- _WHAT IS ASKED_
With the line containing "Convert this chart" as the first line and the last line of the records as the final one, reproduce that range exactly.
* Start RECORD SET *
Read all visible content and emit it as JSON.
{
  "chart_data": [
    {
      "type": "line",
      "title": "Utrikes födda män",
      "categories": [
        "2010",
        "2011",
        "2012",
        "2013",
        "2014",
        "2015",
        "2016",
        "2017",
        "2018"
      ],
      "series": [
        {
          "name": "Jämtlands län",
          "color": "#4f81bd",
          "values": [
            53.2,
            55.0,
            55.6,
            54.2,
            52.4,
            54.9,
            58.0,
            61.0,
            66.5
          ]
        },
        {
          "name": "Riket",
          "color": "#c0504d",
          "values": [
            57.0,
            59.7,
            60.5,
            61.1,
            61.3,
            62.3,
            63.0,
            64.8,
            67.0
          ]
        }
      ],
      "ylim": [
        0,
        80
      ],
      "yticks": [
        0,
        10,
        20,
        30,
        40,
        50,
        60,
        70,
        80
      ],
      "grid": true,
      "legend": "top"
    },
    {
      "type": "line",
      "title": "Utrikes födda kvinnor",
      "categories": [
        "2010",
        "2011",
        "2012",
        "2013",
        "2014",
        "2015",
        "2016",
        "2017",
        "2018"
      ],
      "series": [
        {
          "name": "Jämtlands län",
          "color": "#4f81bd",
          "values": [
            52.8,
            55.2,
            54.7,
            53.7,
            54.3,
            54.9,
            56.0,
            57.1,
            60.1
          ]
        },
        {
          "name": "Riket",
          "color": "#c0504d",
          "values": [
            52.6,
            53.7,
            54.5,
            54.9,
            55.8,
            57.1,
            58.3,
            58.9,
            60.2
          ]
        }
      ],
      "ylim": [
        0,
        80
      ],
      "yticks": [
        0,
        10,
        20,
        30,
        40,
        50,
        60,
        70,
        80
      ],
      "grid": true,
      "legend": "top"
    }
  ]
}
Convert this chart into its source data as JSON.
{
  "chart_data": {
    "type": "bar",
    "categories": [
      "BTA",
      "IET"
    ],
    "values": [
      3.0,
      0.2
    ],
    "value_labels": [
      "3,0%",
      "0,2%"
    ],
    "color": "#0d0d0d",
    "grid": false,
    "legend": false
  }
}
* End RECORD SET *
- _OUTPUT OF THE TASK_
Convert this chart into its source data as JSON.
{
  "chart_data": {
    "type": "bar",
    "categories": [
      "BTA",
      "IET"
    ],
    "values": [
      3.0,
      0.2
    ],
    "value_labels": [
      "3,0%",
      "0,2%"
    ],
    "color": "#0d0d0d",
    "grid": false,
    "legend": false
  }
}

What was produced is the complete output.